## start Input rows
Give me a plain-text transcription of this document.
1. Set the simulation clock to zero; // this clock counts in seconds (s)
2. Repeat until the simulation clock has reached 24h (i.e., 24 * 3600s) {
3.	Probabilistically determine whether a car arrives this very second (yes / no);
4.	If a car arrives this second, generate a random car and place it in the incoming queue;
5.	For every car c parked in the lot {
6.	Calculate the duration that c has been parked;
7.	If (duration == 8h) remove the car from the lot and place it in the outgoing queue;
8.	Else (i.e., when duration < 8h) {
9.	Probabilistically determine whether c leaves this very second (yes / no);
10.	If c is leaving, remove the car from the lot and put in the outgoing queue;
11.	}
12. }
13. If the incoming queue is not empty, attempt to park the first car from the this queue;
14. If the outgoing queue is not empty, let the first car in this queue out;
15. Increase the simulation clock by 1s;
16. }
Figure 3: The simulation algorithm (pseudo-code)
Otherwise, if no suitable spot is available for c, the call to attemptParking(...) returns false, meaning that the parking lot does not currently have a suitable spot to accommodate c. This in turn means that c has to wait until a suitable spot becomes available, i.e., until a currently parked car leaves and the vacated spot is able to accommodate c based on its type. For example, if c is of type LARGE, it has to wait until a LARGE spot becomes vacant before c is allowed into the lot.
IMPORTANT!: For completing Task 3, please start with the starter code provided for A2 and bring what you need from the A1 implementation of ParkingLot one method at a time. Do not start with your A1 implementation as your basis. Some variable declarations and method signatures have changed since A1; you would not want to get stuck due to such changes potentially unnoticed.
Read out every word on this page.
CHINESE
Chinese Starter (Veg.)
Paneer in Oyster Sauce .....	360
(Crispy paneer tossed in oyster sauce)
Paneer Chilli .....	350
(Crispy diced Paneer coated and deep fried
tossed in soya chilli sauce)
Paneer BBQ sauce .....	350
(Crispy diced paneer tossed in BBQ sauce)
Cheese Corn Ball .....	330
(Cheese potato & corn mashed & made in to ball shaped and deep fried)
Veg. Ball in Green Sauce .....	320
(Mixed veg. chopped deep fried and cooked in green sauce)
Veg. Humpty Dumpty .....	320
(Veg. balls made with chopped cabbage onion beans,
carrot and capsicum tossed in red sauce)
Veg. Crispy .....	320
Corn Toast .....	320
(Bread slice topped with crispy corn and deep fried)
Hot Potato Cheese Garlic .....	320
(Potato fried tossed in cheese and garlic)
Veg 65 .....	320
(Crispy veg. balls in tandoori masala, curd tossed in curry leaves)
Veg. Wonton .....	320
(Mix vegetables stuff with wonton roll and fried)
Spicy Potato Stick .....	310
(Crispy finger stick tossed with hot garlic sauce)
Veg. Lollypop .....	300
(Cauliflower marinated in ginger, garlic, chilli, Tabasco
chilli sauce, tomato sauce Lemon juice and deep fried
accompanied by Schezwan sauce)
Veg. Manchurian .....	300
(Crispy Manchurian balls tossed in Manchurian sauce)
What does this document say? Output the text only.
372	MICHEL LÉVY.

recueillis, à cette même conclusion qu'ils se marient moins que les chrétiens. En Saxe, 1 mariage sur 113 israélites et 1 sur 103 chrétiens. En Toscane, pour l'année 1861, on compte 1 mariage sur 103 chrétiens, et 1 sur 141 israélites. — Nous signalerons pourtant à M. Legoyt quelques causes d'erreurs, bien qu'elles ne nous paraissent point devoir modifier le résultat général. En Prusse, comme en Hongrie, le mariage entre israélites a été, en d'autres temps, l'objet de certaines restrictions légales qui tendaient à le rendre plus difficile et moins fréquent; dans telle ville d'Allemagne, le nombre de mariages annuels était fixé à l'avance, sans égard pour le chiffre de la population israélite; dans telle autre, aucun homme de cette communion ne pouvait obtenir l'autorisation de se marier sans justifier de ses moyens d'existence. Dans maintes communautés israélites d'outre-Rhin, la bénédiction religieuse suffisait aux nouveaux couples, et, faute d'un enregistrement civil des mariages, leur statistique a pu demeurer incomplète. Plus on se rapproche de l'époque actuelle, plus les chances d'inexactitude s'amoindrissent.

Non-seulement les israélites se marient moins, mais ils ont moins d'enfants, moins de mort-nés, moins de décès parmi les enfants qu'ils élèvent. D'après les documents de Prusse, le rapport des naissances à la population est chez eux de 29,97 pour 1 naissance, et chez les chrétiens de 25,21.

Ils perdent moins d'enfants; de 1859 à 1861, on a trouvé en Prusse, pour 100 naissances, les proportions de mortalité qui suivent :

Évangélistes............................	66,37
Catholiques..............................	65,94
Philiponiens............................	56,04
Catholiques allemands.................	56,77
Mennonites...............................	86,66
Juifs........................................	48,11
## end Input rows
▶ **Direction**:
Show every line from the entries above in which the word "incoming" appears.

▶ **Solution for this exercise**:
4.	If a car arrives this second, generate a random car and place it in the incoming queue;
13. If the incoming queue is not empty, attempt to park the first car from the this queue;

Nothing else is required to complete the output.